§ **Records shown**:
---------------

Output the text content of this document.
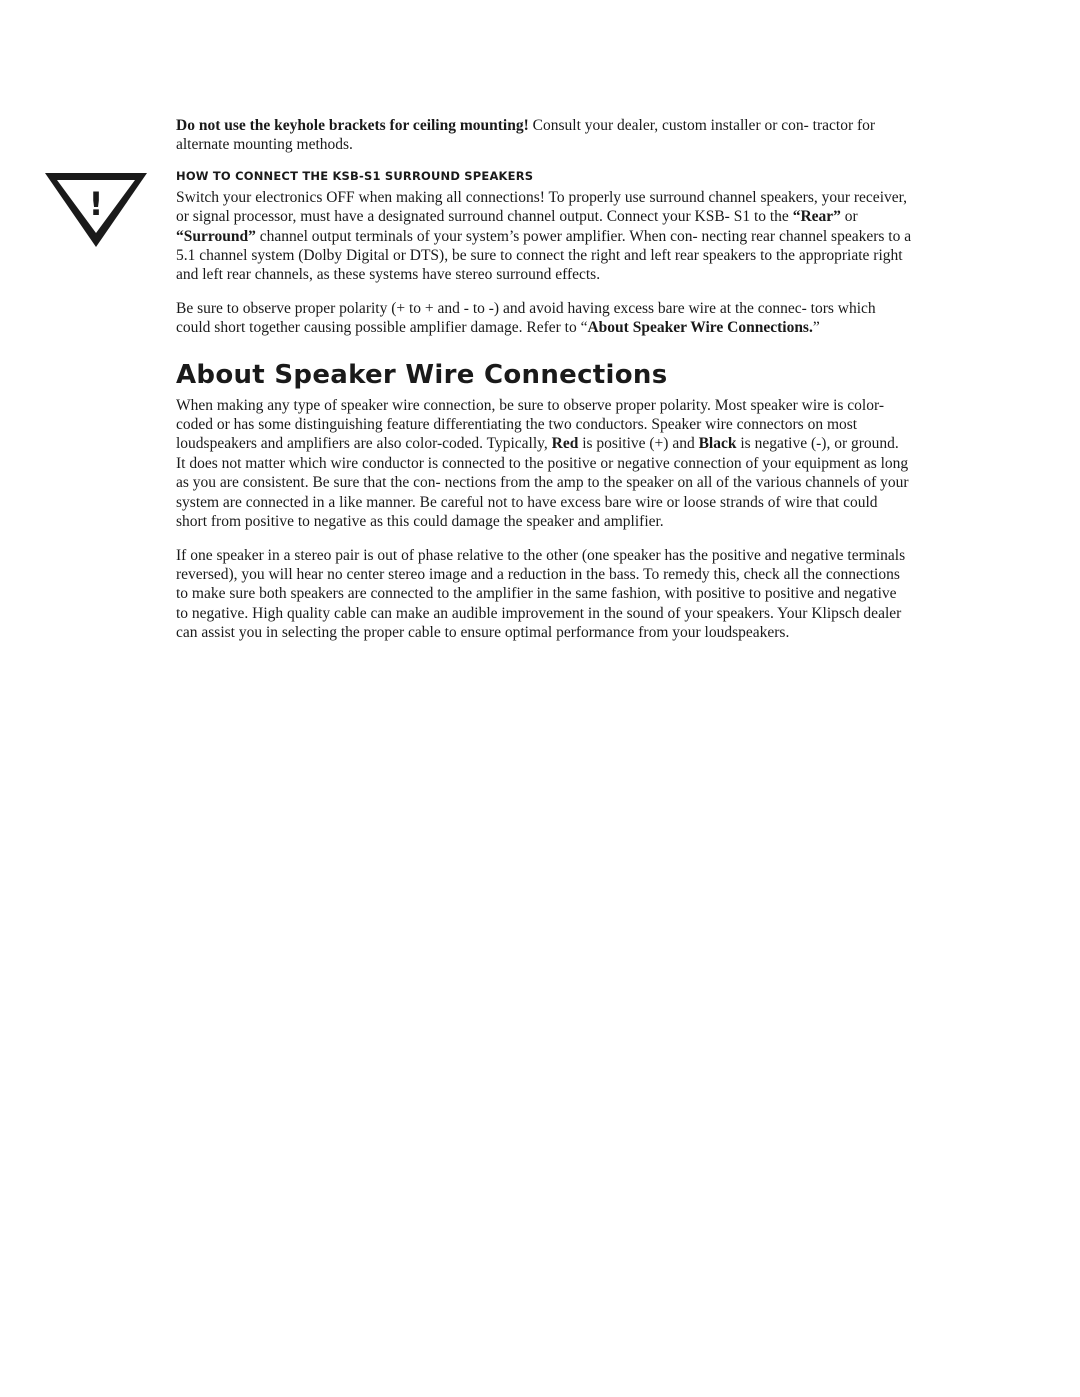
!

Do not use the keyhole brackets for ceiling mounting! Consult your dealer, custom installer or con- tractor for alternate mounting methods.

HOW TO CONNECT THE KSB-S1 SURROUND SPEAKERS

Switch your electronics OFF when making all connections! To properly use surround channel speakers, your receiver, or signal processor, must have a designated surround channel output. Connect your KSB- S1 to the “Rear” or “Surround” channel output terminals of your system’s power amplifier. When con- necting rear channel speakers to a 5.1 channel system (Dolby Digital or DTS), be sure to connect the right and left rear speakers to the appropriate right and left rear channels, as these systems have stereo surround effects.

Be sure to observe proper polarity (+ to + and - to -) and avoid having excess bare wire at the connec- tors which could short together causing possible amplifier damage. Refer to “About Speaker Wire Connections.”

About Speaker Wire Connections

When making any type of speaker wire connection, be sure to observe proper polarity. Most speaker wire is color-coded or has some distinguishing feature differentiating the two conductors. Speaker wire connectors on most loudspeakers and amplifiers are also color-coded. Typically, Red is positive (+) and Black is negative (-), or ground. It does not matter which wire conductor is connected to the positive or negative connection of your equipment as long as you are consistent. Be sure that the con- nections from the amp to the speaker on all of the various channels of your system are connected in a like manner. Be careful not to have excess bare wire or loose strands of wire that could short from positive to negative as this could damage the speaker and amplifier.

If one speaker in a stereo pair is out of phase relative to the other (one speaker has the positive and negative terminals reversed), you will hear no center stereo image and a reduction in the bass. To remedy this, check all the connections to make sure both speakers are connected to the amplifier in the same fashion, with positive to positive and negative to negative. High quality cable can make an audible improvement in the sound of your speakers. Your Klipsch dealer can assist you in selecting the proper cable to ensure optimal performance from your loudspeakers.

---------------

§ **Aim of the exercise**: Each line of the data should be quoted exactly, with pictures left out.

§ **Written response**:
Output the text content of this document.
!

Do not use the keyhole brackets for ceiling mounting! Consult your dealer, custom installer or con- tractor for alternate mounting methods.

HOW TO CONNECT THE KSB-S1 SURROUND SPEAKERS

Switch your electronics OFF when making all connections! To properly use surround channel speakers, your receiver, or signal processor, must have a designated surround channel output. Connect your KSB- S1 to the “Rear” or “Surround” channel output terminals of your system’s power amplifier. When con- necting rear channel speakers to a 5.1 channel system (Dolby Digital or DTS), be sure to connect the right and left rear speakers to the appropriate right and left rear channels, as these systems have stereo surround effects.

Be sure to observe proper polarity (+ to + and - to -) and avoid having excess bare wire at the connec- tors which could short together causing possible amplifier damage. Refer to “About Speaker Wire Connections.”

About Speaker Wire Connections

When making any type of speaker wire connection, be sure to observe proper polarity. Most speaker wire is color-coded or has some distinguishing feature differentiating the two conductors. Speaker wire connectors on most loudspeakers and amplifiers are also color-coded. Typically, Red is positive (+) and Black is negative (-), or ground. It does not matter which wire conductor is connected to the positive or negative connection of your equipment as long as you are consistent. Be sure that the con- nections from the amp to the speaker on all of the various channels of your system are connected in a like manner. Be careful not to have excess bare wire or loose strands of wire that could short from positive to negative as this could damage the speaker and amplifier.

If one speaker in a stereo pair is out of phase relative to the other (one speaker has the positive and negative terminals reversed), you will hear no center stereo image and a reduction in the bass. To remedy this, check all the connections to make sure both speakers are connected to the amplifier in the same fashion, with positive to positive and negative to negative. High quality cable can make an audible improvement in the sound of your speakers. Your Klipsch dealer can assist you in selecting the proper cable to ensure optimal performance from your loudspeakers.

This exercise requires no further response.